## To do
Go through the listing beneath this task and return every line that carries the string "Defenses".

## Rows

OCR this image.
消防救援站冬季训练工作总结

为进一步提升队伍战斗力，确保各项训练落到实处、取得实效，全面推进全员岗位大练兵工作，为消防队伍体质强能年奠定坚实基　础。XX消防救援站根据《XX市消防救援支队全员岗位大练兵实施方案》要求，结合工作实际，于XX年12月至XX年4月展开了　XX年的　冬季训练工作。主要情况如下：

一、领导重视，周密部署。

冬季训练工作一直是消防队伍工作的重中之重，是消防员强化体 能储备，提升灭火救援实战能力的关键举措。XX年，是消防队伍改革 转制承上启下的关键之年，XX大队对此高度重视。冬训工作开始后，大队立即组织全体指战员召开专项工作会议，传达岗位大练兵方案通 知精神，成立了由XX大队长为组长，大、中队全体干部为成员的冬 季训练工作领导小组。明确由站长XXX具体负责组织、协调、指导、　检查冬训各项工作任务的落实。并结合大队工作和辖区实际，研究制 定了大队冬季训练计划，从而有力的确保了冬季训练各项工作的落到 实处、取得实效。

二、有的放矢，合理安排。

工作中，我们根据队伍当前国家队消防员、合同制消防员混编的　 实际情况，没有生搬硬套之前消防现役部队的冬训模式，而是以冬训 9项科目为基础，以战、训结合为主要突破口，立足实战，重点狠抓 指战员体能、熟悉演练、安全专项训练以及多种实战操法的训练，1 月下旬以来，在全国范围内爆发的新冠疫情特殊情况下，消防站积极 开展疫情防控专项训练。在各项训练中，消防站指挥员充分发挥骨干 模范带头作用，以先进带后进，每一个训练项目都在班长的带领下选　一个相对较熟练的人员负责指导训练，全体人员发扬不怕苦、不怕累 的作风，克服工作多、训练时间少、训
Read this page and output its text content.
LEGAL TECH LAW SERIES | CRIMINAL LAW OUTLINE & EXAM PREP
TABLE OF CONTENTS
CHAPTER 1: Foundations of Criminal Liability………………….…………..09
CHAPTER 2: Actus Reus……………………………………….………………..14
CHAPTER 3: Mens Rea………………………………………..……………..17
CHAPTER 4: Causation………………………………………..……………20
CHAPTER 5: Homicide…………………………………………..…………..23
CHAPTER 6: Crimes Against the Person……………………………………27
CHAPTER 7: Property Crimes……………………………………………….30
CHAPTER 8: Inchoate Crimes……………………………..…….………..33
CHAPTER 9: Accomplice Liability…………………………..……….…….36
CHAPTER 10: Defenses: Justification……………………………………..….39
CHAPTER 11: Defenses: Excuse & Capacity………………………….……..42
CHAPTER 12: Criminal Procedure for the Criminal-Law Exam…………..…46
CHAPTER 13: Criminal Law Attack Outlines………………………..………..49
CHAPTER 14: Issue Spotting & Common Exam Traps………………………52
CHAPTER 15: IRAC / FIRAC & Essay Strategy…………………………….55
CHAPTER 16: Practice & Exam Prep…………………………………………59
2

## Solution
CHAPTER 10: Defenses: Justification……………………………………..….39
CHAPTER 11: Defenses: Excuse & Capacity………………………….……..42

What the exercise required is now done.